*To be done:* Reproduce the lines from the line with "size-table — [32, 61, 723, 166]" to the line with "size-value: M — [73, 120, 94, 147]", renaming "option" to "choice" throughout and changing nothing else.

#### Data to process

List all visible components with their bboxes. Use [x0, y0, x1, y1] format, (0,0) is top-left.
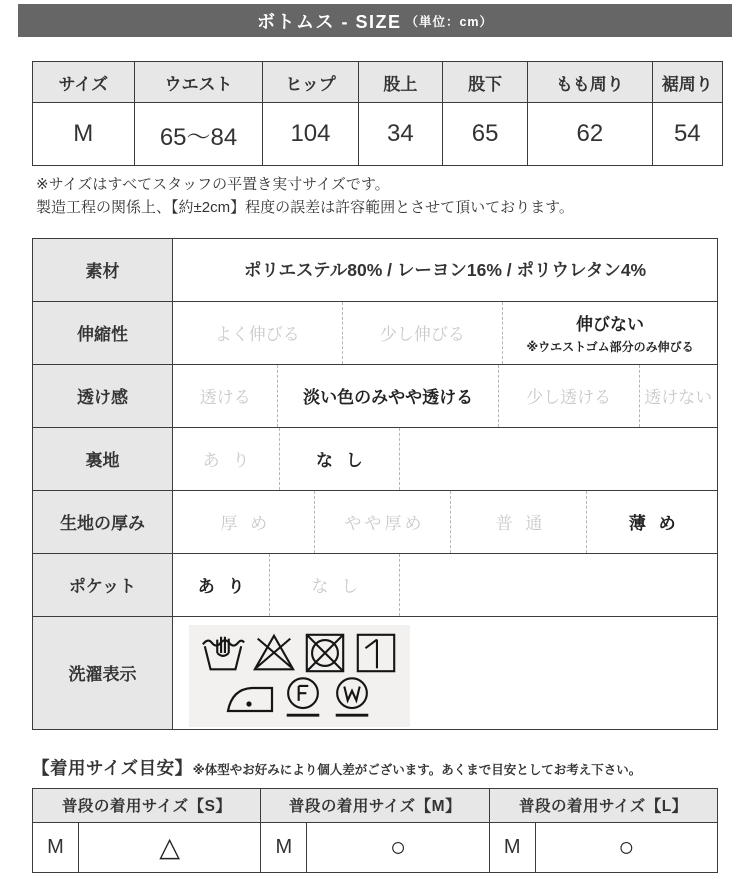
size-table — [32, 61, 723, 166]
fit-col-l — [489, 789, 717, 872]
hand-wash-icon — [199, 630, 247, 676]
hang-dry-in-shade-icon — [352, 630, 400, 676]
fit-col-l-header: 普段の着用サイズ【L】 — [490, 789, 717, 823]
size-note-line2: 製造工程の関係上、【約±2cm】程度の誤差は許容範囲とさせて頂いております。 — [36, 199, 574, 217]
size-table-header-row — [33, 62, 722, 102]
page-title-bar — [18, 4, 732, 37]
rise-value: 34 — [358, 103, 443, 165]
fit-col-l-size: M — [490, 823, 536, 872]
spec-row-pocket — [33, 553, 717, 616]
stretch-option-high: よく伸びる — [214, 325, 300, 344]
unit-label: （単位：cm） — [405, 14, 494, 29]
spec-table — [32, 238, 718, 730]
thickness-option-normal: 普通 — [450, 491, 586, 553]
sheer-option-opaque: 透けない — [639, 365, 717, 427]
laundry-icon-row-1 — [199, 630, 400, 676]
hip-value: 104 — [262, 103, 357, 165]
wet-clean-w-gentle-icon — [329, 674, 375, 720]
material-label: 素材 — [33, 239, 173, 301]
stretch-option-note: ※ウエストゴム部分のみ伸びる — [526, 340, 694, 354]
size-table-value-row — [33, 102, 722, 165]
inseam-col-header: 股下 — [442, 62, 527, 102]
spec-row-sheer — [33, 364, 717, 427]
fit-col-l-mark: ○ — [618, 831, 635, 862]
size-value: M — [73, 120, 94, 147]
sheer-option-light-colors: 淡い色のみやや透ける — [277, 365, 497, 427]
sheer-option-sheer: 透ける — [199, 388, 251, 407]
laundry-icon-row-2 — [225, 674, 400, 720]
material-value: ポリエステル80% / レーヨン16% / ポリウレタン4% — [243, 260, 647, 280]
fit-col-m — [260, 789, 488, 872]
lining-empty-cell — [399, 428, 717, 490]
pocket-empty-cell — [399, 554, 717, 616]
size-note-line1: ※サイズはすべてスタッフの平置き実寸サイズです。 — [36, 176, 390, 193]
pocket-option-no: なし — [269, 554, 399, 616]
fit-col-s — [33, 789, 260, 872]
stretch-label: 伸縮性 — [33, 302, 173, 364]
spec-row-thickness — [33, 490, 717, 553]
laundry-icon-panel — [189, 625, 410, 727]
size-notes — [36, 173, 730, 220]
pocket-option-yes: あり — [197, 577, 258, 596]
thigh-col-header: もも周り — [527, 62, 652, 102]
hem-col-header: 裾周り — [652, 62, 722, 102]
spec-row-stretch — [33, 301, 717, 364]
no-bleach-icon — [250, 630, 298, 676]
page-title: ボトムス - SIZE — [256, 11, 402, 32]
inseam-value: 65 — [442, 103, 527, 165]
fit-guide-heading — [32, 755, 730, 780]
fit-col-s-size: M — [33, 823, 79, 872]
fit-col-m-header: 普段の着用サイズ【M】 — [261, 789, 488, 823]
fit-guide-note: ※体型やお好みにより個人差がございます。あくまで目安としてお考え下さい。 — [192, 762, 642, 777]
stretch-option-none-text: 伸びない — [576, 315, 645, 334]
fit-col-m-mark: ○ — [389, 831, 407, 862]
stretch-option-slight: 少し伸びる — [342, 302, 502, 364]
no-tumble-dry-icon — [301, 630, 349, 676]
spec-row-laundry — [33, 616, 717, 729]
dry-clean-f-gentle-icon — [280, 674, 326, 720]
spec-row-material — [33, 239, 717, 301]
waist-value: 65〜84 — [134, 103, 263, 165]
size-col-header: サイズ — [58, 74, 109, 94]
lining-option-yes: あり — [202, 451, 263, 470]
fit-col-s-header: 普段の着用サイズ【S】 — [33, 789, 260, 823]
hip-col-header: ヒップ — [262, 62, 357, 102]
fit-col-s-mark: △ — [159, 831, 181, 862]
fit-guide-title: 【着用サイズ目安】 — [32, 757, 193, 778]
lining-option-no: なし — [279, 428, 399, 490]
rise-col-header: 股上 — [358, 62, 443, 102]
pocket-label: ポケット — [33, 554, 173, 616]
thigh-value: 62 — [527, 103, 652, 165]
lining-label: 裏地 — [33, 428, 173, 490]
sheer-option-slight: 少し透ける — [498, 365, 639, 427]
waist-col-header: ウエスト — [134, 62, 263, 102]
hem-value: 54 — [652, 103, 722, 165]
fit-col-m-size: M — [261, 823, 307, 872]
thickness-option-thick: 厚め — [220, 514, 280, 533]
thickness-option-thin: 薄め — [586, 491, 717, 553]
stretch-option-none — [502, 302, 717, 364]
fit-guide-table — [32, 788, 718, 873]
laundry-label: 洗濯表示 — [33, 617, 173, 729]
thickness-option-semi-thick: やや厚め — [314, 491, 450, 553]
thickness-label: 生地の厚み — [33, 491, 173, 553]
spec-row-lining — [33, 427, 717, 490]
iron-low-heat-icon — [225, 675, 277, 719]
sheer-label: 透け感 — [33, 365, 173, 427]
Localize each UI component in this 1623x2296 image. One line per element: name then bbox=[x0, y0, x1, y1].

########

*Answer for the task:*
size-table — [32, 61, 723, 166]
fit-col-l — [489, 789, 717, 872]
hand-wash-icon — [199, 630, 247, 676]
hang-dry-in-shade-icon — [352, 630, 400, 676]
fit-col-l-header: 普段の着用サイズ【L】 — [490, 789, 717, 823]
size-note-line2: 製造工程の関係上、【約±2cm】程度の誤差は許容範囲とさせて頂いております。 — [36, 199, 574, 217]
size-table-header-row — [33, 62, 722, 102]
page-title-bar — [18, 4, 732, 37]
rise-value: 34 — [358, 103, 443, 165]
fit-col-l-size: M — [490, 823, 536, 872]
spec-row-pocket — [33, 553, 717, 616]
stretch-choice-high: よく伸びる — [214, 325, 300, 344]
unit-label: （単位：cm） — [405, 14, 494, 29]
spec-table — [32, 238, 718, 730]
thickness-choice-normal: 普通 — [450, 491, 586, 553]
sheer-choice-opaque: 透けない — [639, 365, 717, 427]
laundry-icon-row-1 — [199, 630, 400, 676]
hip-value: 104 — [262, 103, 357, 165]
wet-clean-w-gentle-icon — [329, 674, 375, 720]
material-label: 素材 — [33, 239, 173, 301]
stretch-choice-note: ※ウエストゴム部分のみ伸びる — [526, 340, 694, 354]
size-table-value-row — [33, 102, 722, 165]
inseam-col-header: 股下 — [442, 62, 527, 102]
spec-row-sheer — [33, 364, 717, 427]
fit-col-l-mark: ○ — [618, 831, 635, 862]
size-value: M — [73, 120, 94, 147]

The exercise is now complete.